_Work to complete_.
Tally the lines in the listing below that contain "pagination" and report the tally alone.

_Dataset entries_.

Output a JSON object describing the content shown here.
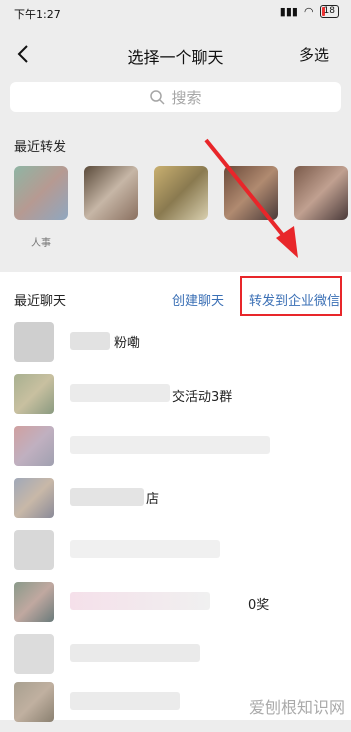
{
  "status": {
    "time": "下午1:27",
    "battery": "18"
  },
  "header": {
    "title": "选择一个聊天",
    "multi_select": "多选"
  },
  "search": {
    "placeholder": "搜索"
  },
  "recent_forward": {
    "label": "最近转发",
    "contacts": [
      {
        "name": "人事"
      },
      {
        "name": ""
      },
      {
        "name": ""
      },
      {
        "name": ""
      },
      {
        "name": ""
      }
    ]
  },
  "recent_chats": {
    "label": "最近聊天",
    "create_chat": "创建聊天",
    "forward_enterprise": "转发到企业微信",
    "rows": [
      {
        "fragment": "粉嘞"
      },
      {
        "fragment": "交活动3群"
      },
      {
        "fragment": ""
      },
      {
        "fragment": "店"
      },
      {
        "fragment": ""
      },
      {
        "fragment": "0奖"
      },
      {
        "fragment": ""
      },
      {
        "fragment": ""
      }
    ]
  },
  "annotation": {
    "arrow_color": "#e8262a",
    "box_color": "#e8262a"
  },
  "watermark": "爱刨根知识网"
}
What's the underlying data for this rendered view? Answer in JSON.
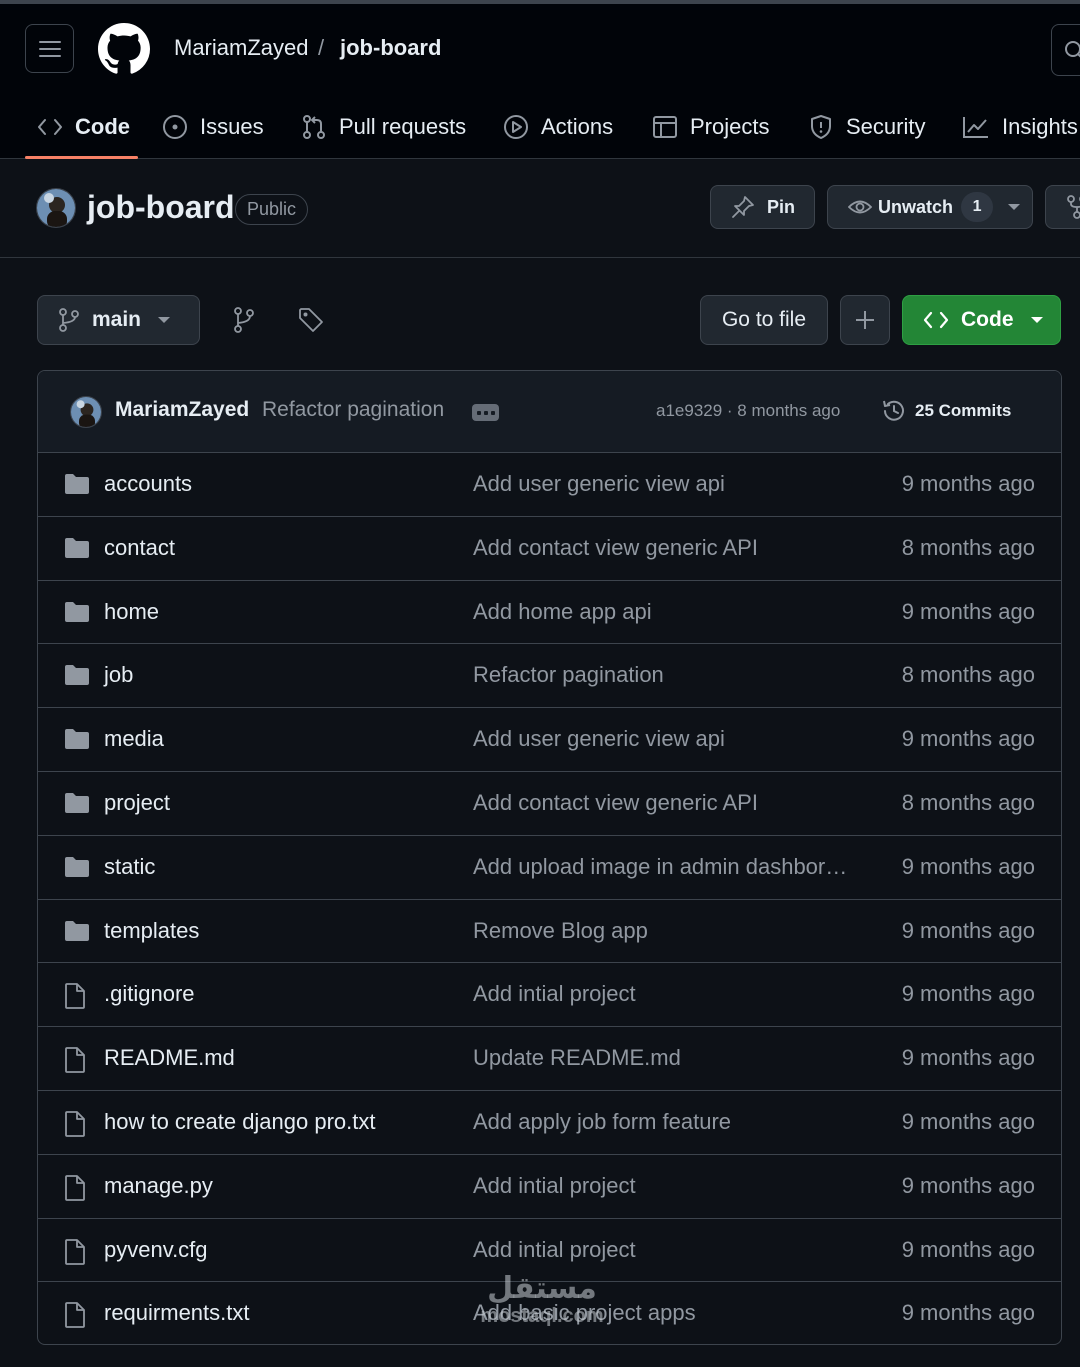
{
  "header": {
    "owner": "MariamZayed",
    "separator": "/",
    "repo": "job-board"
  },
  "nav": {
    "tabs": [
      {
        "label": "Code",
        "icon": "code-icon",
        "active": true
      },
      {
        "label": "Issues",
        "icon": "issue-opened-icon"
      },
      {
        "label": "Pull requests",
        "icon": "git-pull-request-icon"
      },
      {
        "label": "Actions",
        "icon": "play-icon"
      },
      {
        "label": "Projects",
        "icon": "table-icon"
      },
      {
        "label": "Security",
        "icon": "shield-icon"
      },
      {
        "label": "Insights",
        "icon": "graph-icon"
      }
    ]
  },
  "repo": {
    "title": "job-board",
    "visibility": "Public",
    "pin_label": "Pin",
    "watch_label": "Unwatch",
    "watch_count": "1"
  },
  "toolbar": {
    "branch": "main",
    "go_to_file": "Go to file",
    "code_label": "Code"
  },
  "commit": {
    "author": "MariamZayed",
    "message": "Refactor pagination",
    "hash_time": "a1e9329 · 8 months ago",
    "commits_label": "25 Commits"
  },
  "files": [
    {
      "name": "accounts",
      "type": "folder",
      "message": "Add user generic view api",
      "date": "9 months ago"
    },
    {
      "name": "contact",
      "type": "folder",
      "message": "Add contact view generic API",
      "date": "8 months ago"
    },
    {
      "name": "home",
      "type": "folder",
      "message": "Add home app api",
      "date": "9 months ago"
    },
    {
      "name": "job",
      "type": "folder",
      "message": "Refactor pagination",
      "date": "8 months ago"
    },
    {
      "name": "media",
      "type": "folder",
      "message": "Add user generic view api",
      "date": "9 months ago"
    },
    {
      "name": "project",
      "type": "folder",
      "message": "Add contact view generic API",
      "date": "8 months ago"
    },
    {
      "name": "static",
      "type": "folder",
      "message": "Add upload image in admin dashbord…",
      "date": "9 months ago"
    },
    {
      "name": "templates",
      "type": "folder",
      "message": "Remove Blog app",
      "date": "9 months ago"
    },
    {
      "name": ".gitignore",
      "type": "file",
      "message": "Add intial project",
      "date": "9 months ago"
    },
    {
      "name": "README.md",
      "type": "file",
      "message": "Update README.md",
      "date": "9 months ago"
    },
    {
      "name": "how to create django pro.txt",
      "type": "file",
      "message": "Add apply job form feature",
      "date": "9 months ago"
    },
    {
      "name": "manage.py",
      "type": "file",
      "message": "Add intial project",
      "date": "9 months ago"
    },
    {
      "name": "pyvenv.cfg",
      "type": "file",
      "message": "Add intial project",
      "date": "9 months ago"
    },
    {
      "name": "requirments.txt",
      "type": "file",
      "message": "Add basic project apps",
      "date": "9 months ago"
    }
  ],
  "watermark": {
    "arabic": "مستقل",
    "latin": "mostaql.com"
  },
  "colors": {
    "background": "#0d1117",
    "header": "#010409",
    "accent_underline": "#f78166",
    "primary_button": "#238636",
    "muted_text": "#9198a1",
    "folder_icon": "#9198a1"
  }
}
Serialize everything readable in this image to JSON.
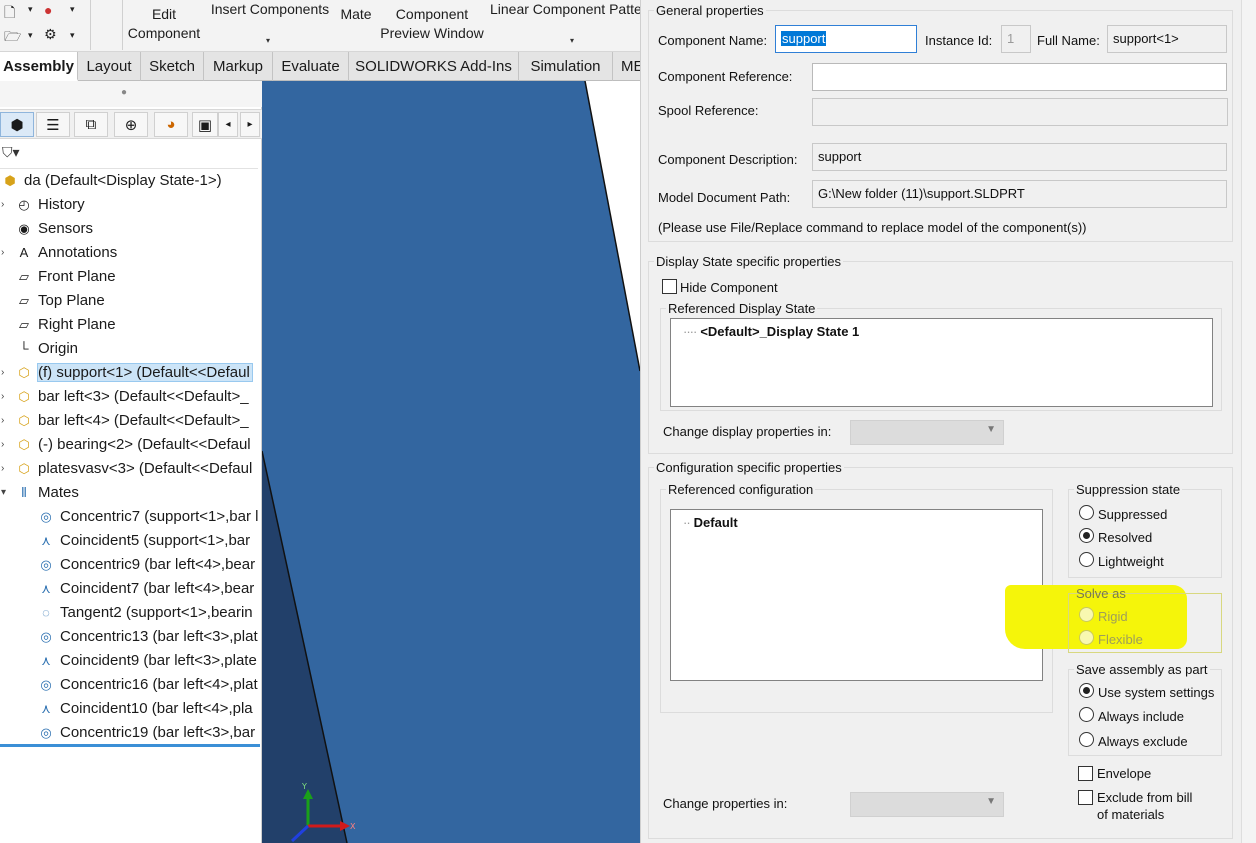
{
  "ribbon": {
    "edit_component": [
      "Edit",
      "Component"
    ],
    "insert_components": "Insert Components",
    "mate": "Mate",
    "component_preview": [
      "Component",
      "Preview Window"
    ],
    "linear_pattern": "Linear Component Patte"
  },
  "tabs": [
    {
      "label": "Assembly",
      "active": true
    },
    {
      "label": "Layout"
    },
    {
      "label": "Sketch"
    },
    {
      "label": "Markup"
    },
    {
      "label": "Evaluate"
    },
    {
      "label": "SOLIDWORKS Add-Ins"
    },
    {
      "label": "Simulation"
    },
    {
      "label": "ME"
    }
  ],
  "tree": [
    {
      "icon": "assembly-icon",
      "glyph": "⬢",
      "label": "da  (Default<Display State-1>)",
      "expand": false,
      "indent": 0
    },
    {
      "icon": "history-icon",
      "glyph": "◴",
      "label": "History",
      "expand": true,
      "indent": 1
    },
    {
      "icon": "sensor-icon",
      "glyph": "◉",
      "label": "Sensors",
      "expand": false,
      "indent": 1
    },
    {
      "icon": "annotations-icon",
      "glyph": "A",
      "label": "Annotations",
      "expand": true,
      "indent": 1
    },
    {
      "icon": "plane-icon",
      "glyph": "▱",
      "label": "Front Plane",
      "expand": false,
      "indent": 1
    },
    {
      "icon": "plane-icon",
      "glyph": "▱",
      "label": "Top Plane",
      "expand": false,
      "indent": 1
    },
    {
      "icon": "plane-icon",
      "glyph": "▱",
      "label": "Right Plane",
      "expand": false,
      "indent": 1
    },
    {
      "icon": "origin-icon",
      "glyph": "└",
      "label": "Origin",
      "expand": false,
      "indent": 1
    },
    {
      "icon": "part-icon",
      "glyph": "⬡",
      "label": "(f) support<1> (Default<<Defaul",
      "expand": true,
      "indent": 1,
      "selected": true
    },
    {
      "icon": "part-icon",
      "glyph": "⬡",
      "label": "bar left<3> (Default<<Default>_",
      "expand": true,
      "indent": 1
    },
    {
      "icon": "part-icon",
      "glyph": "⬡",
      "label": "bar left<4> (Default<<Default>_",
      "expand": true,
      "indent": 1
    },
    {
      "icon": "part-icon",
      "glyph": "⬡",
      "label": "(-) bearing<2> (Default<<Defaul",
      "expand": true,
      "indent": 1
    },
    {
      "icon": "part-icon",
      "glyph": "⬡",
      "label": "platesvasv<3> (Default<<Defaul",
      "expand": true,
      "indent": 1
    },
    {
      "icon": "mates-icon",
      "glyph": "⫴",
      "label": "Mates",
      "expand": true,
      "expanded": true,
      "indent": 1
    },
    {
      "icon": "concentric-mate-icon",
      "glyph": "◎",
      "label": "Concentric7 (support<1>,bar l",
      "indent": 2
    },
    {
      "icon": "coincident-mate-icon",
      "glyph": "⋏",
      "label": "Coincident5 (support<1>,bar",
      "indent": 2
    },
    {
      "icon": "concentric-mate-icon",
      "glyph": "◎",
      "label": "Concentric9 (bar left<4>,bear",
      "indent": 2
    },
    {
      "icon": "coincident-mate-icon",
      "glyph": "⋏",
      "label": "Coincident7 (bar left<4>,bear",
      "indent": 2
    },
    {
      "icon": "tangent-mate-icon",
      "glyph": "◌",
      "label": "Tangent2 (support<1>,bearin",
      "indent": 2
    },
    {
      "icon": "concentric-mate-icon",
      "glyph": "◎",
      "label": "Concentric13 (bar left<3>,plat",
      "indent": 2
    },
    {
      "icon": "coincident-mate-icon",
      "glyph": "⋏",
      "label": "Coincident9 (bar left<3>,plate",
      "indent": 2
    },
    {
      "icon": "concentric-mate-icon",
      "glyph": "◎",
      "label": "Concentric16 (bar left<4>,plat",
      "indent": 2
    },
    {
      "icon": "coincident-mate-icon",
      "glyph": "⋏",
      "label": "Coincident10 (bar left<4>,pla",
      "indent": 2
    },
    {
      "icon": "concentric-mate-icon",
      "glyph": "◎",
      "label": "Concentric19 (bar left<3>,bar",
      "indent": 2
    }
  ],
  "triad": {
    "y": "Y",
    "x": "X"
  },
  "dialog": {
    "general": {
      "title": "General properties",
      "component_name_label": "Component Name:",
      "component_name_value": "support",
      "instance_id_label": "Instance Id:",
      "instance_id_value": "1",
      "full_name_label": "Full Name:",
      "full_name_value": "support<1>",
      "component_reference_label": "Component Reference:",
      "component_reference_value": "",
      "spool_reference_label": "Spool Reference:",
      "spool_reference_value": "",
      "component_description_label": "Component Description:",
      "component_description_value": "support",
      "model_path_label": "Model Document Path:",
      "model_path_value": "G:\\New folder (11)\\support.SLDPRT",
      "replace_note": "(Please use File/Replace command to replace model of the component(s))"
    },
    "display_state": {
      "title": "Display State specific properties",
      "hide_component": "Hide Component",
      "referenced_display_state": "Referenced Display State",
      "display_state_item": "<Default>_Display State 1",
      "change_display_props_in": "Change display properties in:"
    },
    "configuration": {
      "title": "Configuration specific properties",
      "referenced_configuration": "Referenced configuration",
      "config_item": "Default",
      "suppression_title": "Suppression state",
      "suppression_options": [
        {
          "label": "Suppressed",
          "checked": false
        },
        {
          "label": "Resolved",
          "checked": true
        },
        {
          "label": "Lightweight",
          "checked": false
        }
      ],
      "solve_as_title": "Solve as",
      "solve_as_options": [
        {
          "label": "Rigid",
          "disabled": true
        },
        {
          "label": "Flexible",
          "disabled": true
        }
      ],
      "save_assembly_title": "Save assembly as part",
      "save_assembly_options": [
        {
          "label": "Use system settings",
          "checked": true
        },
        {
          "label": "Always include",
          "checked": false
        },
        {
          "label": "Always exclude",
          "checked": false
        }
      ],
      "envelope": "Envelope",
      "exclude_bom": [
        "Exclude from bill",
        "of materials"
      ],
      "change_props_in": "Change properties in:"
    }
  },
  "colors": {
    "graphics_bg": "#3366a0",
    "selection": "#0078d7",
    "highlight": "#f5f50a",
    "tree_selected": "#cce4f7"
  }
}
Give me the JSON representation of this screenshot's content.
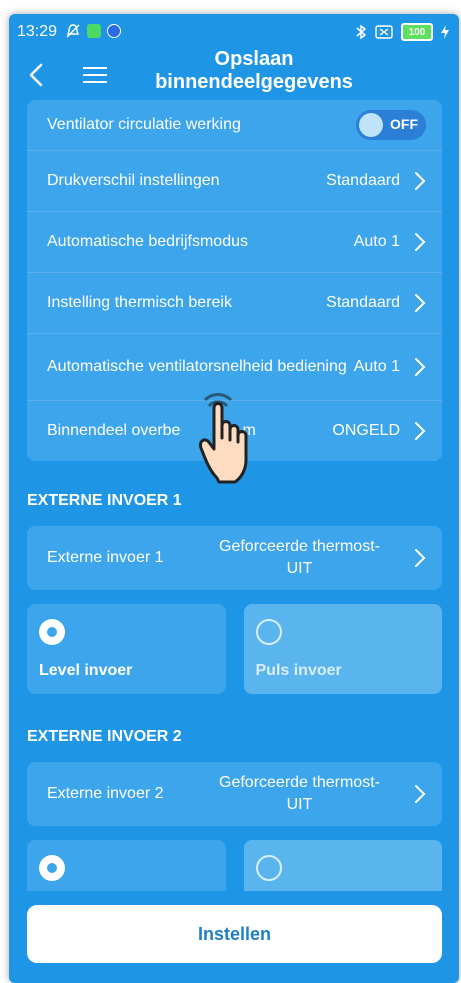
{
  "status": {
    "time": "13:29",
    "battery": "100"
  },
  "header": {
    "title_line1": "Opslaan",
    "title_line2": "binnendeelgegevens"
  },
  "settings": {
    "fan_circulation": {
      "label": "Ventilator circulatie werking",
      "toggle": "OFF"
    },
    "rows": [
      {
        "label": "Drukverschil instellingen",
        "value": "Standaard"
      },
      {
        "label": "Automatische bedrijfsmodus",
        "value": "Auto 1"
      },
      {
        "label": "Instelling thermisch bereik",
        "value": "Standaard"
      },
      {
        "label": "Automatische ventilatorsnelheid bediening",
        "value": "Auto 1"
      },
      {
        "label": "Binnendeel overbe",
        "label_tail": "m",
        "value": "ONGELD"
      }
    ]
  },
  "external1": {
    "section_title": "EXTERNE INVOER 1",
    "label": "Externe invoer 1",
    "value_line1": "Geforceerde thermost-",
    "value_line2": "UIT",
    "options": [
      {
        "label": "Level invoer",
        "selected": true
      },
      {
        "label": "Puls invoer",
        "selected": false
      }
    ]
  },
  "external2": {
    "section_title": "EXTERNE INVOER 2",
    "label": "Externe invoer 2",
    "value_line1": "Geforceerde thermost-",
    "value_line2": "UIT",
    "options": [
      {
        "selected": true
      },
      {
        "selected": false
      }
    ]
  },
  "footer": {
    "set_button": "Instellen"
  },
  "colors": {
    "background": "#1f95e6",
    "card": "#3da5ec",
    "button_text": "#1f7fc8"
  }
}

_Written reply_.
2